» WHAT TO WORK ON
- a) Copy the part of the review of My Dark Places starting at "I'm getting my" and ending at "that leave us?".
- b) In the review of My Dark Places, which writers does Ellroy start reading in his teens and twenties?

** Opening SELECTED EXCERPT block **

A review by jackieeh
My Dark Places: An L.A. Crime Memoir by James Ellroy

4.0

Jean was such a goddamn secretive woman. Her life just didn't make sense.

This is probably more time than I would ordinarily want to spend in James Ellroy's company. I love L.A. Confidential, and I will certainly read more of his fiction, but the whole but-the-author-doesn't-really-think-like-his-characters defense kind of breaks down once you get to know the author. Or does it? The best thing about My Dark Places is that you get to know Ellroy intimately (intimately), but you still don't know what he actually thinks. Or maybe you do, but it would require some serious sifting and analysis. He's spewed it out at one point or another. The man's an actor and a showboat and a liar, and he tells you all that right upfront, alongside the queasy details of his past and the fact that his father was apparently massively well-endowed (but I guess he could have mentioned that another five or six thousand times).
...dead white women were some kind of draw

I'm getting my unease with Ellroy out of the way because I think this book is actually pretty great. It's a raw and disturbing look at an already raw and disturbing event in his life. The beauty of Ellroy's particular nonfiction approach is that he never lets you forget that this is his take on events, even when he's presenting one of the more Just The Facts, Ma'am sections: on the level of language, the story is so him. Short sentences. No graphic details spared. Every slur on the planet used. Truth bombs dropped. Noir atmosphere created. He even acknowledges that his fame rests on violence against women, and the people who want to read about it. That's gross, but I read Ellroy, and so do a lot of other people, so where does that leave us?
She came to me in a book. An innocent gift burned my world down.

It's not like there's a market to be cornered--crime writers who are crime writers because their mothers were murdered and they got obsessed with the Black Dahlia and all LA crime as a result--but if there were, Ellroy would have cornered it with this. He shows pretty compellingly how his mother's death shaped him into the person he is and, even more compellingly, into the writer he is. None of this comes across as forced or exploited. It made perfect sense to me that as a child Ellroy would make a subconscious attempt to connect with his mother through true crime books. It made even more sense that these obsessions would haunt him through his fraught and dangerous teens and twenties (when he also started reading Ross Macdonald, Raymond Chandler, and Dashiell Hammett) until they finally resolved themselves into something workable. All writers might not recognize their own method in Ellroy's sex-heavy fantasies, but I suspect most would relate to that moment of clarity he experiences, upon realizing that one such fantasy is too big to be anything but a novel. This wasn't his physical/medical moment of salvation, but, perhaps, in the words of Frank Sinatra, "you can't have one without the other."
[Detective] Stoner learned that men killed women because the world ignored and condoned it.

Without going into too much detail--because I do recommend this book if you think you can handle it--I will say that the moment this book started to actually add up to something was when Ellroy and Stoner stopped investigating Jean Ellroy's death and started investigating her life. That was when the crime writer got out of his depth, and that was what led to some of his most humane writing yet.
My fear always peaked and diminished. I never quite scared myself all the way back to that night.

** Closing SELECTED EXCERPT block **
** Opening DATA UNDER STUDY block **

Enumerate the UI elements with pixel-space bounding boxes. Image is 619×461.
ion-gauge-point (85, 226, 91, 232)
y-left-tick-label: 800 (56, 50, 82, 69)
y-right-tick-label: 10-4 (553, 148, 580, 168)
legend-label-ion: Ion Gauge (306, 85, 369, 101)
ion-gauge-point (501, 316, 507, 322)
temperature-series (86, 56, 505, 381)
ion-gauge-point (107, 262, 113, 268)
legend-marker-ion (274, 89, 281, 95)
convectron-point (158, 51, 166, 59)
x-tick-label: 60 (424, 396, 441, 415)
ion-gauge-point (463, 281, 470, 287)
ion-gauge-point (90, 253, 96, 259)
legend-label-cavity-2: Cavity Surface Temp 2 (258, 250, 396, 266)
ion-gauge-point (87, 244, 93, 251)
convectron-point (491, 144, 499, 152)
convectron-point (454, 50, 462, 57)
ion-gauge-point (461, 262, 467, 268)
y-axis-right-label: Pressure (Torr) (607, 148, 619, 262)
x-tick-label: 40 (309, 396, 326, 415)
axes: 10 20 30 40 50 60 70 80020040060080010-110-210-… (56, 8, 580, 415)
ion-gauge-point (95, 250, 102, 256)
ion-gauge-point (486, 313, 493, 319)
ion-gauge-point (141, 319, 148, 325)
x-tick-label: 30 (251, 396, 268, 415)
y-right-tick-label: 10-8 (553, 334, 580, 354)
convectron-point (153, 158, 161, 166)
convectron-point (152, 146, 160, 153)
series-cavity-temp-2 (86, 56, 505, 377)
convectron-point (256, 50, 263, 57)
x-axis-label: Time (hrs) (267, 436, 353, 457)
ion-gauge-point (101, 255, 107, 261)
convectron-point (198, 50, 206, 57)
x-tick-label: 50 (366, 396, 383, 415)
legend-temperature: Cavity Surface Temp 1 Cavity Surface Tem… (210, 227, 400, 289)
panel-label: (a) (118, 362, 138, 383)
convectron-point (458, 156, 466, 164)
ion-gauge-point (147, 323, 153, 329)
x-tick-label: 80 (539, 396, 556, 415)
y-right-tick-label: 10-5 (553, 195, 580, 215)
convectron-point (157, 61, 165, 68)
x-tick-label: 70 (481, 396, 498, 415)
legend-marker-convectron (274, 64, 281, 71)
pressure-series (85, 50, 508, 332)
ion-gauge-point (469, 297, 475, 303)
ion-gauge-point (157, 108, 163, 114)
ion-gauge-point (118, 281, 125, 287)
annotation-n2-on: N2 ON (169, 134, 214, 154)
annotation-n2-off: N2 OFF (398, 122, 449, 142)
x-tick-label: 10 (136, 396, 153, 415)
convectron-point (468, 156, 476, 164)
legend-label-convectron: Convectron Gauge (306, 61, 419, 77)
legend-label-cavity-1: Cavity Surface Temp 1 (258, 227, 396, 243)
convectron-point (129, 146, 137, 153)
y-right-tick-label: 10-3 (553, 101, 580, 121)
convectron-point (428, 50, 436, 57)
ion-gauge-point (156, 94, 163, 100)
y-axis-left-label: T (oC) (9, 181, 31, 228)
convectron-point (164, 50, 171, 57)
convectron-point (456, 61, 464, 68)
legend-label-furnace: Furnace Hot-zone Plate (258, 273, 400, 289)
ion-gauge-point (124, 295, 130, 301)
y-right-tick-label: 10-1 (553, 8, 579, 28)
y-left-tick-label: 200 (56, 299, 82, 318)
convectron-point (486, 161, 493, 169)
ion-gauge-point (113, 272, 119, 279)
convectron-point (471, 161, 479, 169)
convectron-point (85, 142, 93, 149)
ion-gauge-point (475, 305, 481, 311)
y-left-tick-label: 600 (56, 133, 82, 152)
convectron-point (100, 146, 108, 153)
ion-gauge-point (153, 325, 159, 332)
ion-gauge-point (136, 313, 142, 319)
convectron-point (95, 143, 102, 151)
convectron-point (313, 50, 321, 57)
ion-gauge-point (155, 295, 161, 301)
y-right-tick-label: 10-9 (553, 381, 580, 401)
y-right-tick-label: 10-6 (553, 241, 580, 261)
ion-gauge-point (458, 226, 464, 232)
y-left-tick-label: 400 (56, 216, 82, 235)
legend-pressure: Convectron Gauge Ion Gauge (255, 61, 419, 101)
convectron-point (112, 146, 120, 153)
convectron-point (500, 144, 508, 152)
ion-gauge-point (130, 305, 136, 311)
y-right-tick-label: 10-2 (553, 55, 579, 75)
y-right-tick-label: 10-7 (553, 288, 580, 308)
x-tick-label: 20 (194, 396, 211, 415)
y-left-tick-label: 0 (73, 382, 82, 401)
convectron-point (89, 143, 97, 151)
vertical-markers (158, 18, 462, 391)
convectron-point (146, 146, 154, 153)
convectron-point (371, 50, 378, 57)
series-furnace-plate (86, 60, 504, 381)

** Closing DATA UNDER STUDY block **

» TASK ANSWERS
- a)
I'm getting my unease with Ellroy out of the way because I think this book is actually pretty great. It's a raw and disturbing look at an already raw and disturbing event in his life. The beauty of Ellroy's particular nonfiction approach is that he never lets you forget that this is his take on events, even when he's presenting one of the more Just The Facts, Ma'am sections: on the level of language, the story is so him. Short sentences. No graphic details spared. Every slur on the planet used. Truth bombs dropped. Noir atmosphere created. He even acknowledges that his fame rests on violence against women, and the people who want to read about it. That's gross, but I read Ellroy, and so do a lot of other people, so where does that leave us?

- b) Ross Macdonald, Raymond Chandler, and Dashiell Hammett